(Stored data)
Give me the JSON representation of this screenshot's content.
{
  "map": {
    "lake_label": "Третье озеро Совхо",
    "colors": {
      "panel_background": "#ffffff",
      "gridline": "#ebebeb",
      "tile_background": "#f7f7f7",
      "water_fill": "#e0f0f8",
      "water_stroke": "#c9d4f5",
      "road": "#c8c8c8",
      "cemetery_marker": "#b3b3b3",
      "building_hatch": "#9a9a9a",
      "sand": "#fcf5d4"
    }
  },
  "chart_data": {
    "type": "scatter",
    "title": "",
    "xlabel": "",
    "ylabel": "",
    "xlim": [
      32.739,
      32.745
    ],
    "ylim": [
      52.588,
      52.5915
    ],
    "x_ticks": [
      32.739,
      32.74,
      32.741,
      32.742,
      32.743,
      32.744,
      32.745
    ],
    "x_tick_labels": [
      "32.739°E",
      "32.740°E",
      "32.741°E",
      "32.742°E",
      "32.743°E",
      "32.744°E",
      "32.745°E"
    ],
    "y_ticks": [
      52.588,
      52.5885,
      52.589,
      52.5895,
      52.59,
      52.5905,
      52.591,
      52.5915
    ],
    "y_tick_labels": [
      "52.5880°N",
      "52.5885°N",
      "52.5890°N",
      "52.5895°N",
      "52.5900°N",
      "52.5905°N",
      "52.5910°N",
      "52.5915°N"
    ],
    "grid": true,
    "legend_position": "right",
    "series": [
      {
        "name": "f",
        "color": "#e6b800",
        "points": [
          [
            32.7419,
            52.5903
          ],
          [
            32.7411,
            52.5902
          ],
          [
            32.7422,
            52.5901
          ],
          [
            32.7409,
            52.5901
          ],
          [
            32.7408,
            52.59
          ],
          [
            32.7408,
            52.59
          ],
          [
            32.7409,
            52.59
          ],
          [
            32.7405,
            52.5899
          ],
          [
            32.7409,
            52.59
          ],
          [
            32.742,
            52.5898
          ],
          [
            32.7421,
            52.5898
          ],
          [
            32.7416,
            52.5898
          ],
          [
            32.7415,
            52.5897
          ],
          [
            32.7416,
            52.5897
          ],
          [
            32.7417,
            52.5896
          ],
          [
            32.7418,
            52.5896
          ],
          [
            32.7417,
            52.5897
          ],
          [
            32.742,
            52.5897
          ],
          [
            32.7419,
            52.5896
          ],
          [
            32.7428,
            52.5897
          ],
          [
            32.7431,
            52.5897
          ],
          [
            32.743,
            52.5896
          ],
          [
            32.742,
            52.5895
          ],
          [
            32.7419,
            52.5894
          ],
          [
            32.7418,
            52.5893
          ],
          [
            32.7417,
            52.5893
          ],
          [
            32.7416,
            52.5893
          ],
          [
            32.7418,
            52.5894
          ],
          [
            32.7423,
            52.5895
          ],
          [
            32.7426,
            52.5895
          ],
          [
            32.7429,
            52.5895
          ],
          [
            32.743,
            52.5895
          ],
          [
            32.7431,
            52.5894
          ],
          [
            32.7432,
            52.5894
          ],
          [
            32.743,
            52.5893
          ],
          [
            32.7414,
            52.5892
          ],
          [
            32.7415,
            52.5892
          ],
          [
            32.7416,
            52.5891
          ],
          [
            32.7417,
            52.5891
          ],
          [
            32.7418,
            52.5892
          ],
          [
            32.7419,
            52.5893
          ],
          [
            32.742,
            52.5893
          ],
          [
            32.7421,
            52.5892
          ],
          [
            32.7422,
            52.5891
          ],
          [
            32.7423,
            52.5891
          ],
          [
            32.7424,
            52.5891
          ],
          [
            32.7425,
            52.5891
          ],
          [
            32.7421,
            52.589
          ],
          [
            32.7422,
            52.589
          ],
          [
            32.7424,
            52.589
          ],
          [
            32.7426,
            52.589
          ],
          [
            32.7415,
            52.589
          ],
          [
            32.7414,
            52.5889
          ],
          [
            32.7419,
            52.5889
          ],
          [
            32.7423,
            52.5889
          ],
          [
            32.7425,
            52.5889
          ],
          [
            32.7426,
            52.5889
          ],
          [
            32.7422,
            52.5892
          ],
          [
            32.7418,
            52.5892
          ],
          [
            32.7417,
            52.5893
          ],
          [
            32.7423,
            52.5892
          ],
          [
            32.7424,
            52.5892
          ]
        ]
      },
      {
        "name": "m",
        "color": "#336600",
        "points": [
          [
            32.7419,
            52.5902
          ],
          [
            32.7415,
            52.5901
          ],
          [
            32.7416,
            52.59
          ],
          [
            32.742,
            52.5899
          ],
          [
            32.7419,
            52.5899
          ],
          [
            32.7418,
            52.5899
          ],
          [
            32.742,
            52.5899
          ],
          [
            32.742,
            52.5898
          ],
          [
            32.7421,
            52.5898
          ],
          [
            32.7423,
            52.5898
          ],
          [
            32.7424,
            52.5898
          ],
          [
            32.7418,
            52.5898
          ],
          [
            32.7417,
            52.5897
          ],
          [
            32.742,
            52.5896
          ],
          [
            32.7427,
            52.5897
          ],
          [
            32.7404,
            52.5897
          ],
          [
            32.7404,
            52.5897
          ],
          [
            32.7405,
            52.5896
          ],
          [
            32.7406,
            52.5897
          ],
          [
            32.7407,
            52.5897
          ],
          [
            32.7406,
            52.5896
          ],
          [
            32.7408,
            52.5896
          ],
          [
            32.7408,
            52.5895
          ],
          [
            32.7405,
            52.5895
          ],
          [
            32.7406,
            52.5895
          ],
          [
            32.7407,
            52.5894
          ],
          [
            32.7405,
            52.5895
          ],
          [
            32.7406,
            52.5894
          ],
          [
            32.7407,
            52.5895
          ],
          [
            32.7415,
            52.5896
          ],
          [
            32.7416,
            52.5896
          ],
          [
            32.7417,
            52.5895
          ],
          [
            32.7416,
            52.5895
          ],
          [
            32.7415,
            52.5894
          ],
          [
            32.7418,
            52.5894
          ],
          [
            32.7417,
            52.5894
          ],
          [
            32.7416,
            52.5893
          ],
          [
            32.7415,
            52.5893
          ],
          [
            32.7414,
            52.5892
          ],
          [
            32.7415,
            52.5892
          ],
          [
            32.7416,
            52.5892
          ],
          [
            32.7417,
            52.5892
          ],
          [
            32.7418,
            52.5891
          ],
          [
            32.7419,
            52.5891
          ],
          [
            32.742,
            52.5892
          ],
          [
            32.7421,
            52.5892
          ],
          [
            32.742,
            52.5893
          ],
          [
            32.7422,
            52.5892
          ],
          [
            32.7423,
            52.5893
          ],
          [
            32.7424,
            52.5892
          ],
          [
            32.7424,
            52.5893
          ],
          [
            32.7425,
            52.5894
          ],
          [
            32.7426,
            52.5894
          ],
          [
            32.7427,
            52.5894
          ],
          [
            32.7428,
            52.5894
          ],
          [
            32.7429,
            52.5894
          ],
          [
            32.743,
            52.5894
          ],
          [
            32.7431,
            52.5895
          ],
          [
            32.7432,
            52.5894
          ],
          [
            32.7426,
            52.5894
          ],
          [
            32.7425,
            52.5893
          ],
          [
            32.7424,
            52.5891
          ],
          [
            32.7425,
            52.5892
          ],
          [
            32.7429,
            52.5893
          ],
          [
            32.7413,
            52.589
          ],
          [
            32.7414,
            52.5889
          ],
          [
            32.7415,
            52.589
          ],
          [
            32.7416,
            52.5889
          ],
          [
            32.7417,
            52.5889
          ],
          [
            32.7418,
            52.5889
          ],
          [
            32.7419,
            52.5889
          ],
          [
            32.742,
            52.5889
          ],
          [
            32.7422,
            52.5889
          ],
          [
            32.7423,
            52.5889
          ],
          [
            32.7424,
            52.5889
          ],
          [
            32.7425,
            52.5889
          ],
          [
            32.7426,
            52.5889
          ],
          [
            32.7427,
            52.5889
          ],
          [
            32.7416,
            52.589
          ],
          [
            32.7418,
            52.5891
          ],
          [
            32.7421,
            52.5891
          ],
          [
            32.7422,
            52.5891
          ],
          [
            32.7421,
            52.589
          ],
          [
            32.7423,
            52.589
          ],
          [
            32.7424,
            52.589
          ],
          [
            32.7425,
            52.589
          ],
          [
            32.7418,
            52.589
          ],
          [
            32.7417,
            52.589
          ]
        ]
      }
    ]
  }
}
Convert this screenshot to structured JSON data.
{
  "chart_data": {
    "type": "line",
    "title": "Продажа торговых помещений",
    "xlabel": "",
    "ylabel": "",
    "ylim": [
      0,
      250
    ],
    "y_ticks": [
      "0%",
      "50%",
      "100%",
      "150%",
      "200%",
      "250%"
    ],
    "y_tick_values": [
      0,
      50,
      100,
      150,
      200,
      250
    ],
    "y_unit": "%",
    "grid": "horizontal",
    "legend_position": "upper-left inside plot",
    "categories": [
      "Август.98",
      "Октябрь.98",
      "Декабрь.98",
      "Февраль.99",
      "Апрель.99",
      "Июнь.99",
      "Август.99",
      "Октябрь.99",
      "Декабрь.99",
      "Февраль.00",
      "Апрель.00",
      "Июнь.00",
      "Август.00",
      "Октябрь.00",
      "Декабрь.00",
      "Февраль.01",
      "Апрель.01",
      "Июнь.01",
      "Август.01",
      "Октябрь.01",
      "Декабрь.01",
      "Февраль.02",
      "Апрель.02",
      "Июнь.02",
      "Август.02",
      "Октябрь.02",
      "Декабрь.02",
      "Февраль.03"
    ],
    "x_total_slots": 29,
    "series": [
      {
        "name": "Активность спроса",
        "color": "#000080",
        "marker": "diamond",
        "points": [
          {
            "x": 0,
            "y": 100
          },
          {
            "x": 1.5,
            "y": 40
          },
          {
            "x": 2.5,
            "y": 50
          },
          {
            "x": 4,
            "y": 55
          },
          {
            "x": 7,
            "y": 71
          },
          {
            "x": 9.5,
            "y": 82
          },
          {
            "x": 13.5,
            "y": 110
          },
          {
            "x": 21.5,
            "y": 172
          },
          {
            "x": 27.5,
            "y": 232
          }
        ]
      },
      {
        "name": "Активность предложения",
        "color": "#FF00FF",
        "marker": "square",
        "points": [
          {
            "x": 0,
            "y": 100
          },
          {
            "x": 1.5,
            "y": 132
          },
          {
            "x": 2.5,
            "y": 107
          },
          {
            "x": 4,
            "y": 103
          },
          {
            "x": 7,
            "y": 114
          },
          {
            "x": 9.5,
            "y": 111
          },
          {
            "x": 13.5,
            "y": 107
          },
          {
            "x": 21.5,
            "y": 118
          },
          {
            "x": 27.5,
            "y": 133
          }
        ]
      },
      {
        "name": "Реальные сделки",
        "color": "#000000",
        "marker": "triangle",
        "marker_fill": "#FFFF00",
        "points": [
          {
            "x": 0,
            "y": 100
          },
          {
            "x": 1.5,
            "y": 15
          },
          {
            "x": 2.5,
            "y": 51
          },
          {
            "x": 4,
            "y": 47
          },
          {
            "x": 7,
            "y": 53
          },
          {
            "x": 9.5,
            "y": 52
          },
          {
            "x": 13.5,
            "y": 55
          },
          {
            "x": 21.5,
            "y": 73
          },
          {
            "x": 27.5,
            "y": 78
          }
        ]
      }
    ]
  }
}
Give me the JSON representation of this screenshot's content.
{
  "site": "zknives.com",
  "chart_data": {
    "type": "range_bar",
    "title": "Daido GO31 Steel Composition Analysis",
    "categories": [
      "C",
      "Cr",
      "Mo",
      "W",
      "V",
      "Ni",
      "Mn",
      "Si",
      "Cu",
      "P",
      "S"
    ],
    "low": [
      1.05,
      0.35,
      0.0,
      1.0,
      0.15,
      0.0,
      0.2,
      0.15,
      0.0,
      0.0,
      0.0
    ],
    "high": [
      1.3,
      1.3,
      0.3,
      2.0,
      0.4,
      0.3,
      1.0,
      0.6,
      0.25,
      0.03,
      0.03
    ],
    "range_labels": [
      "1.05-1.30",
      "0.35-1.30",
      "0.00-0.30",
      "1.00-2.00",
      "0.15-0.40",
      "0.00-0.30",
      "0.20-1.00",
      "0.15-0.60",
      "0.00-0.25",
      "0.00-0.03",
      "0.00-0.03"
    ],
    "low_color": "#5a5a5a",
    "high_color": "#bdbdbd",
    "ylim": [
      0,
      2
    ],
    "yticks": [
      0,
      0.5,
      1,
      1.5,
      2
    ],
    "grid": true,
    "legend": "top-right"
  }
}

Task instructions
Search the entries for the word "title", then gather every line that has it.

Worked answer
    "title": "",
    "title": "Продажа торговых помещений",
    "title": "Daido GO31 Steel Composition Analysis",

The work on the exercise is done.